STUDY TEXT:
“Be sensitive thermometers if not thermostats”

Gopalkrishna Gandhi's clarion call to graduands of Indian Institute of Technology-Madras

July 31, 2010 01:45 am | Updated November 07, 2016 09:41 pm IST - CHENNAI:

Chennai, 30-07-2010: Swarun Kumar Suresh Kumar (extreme left) receives the Presient of India award from Gopalakrishna Gandhi, former West Bengal Governor in the at the IIT convocation in Chennai on Friday. Others looking on are (from left) R. Chidambaram, Chairman, IIT  Madras and M.S.Ananth, Director, IIT, Madras. Photo:S__Raghunathan

Chennai, 30-07-2010: Swarun Kumar Suresh Kumar (extreme left) receives the Presient of India award from Gopalakrishna Gandhi, former West Bengal Governor in the at the IIT convocation in Chennai on Friday. Others looking on are (from left) R. Chidambaram, Chairman, IIT Madras and M.S.Ananth, Director, IIT, Madras. Photo:S__Raghunathan

Former West Bengal Governor Gopalkrishna Gandhi wished the graduands of Indian Institute of Technology-Madras (IIT-M) “not the excitement of playing God but the contentment of being instruments for fostering a humane society on a planet that is groaning under our weight and the weight of our excesses.”

Stored items:
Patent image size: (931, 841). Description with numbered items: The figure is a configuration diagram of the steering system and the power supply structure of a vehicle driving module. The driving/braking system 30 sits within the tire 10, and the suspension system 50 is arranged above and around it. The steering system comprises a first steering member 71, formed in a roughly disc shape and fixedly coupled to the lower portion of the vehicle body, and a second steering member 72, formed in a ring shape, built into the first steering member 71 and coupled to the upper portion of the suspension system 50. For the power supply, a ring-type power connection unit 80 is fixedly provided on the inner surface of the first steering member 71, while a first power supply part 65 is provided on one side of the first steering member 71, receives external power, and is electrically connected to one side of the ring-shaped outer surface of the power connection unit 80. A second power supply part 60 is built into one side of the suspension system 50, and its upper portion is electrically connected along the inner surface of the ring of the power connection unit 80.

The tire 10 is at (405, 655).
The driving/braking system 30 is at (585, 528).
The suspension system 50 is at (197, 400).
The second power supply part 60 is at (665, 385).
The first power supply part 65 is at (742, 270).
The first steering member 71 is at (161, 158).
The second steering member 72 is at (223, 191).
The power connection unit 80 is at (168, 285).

REQUIREMENT 1: List each person the photo caption in the convocation article names as present at the ceremony.
REQUIREMENT 2: Continue the article on Gopalkrishna Gandhi's convocation address at IIT-Madras from the end of its last paragraph.

OUTPUT 1: Swarun Kumar Suresh Kumar, Gopalakrishna Gandhi, R. Chidambaram, M.S.Ananth

OUTPUT 2:
In his address on the 47th convocation day of the institute, Mr. Gandhi said he would refrain from “truisms and homilies” such as “think big” and “to dare” and “to care.”

“Wider world”

Referring instead to the “bite of competition” and the “sting of envious rivalries,” he said he would offer “brief reflections” on what the graduands would encounter in the “wider world.”

Power and money, cleverness and scheming, he said, would succeed, where reason and modesty and honesty plodded along. But, it was important to maintain a sense of proportion, of “ alavu” as it is called in Tamil.

Money did not know the difference between what is “proportionate and sufficient unto the purpose,”and its creations could be as often grotesque as they were beautiful.

In the eagerness to tame nature, man was losing the discrimination between use, overuse and abuse, he said.

While there would be pressure on the graduands to “innovate and replace,” and to play Brahma and Shiva [the Gods of creation and destruction], he asked them to be “sensitive thermometers” if not “thermostats.”

Conservation, the third aspect of the Hindu trinity represented by Vishnu, the preserver, was as important, he said, calling for “maintenance education” not just as a methodology but as “a culture” and as “an ethic.”

He pointed to three tasks that could bring together the acts of creation, conservation and destruction, combined with the “technological inventiveness” for social development.

The first was reducing the cost of installations for solar energisation to provide a constant and plentiful source of energy.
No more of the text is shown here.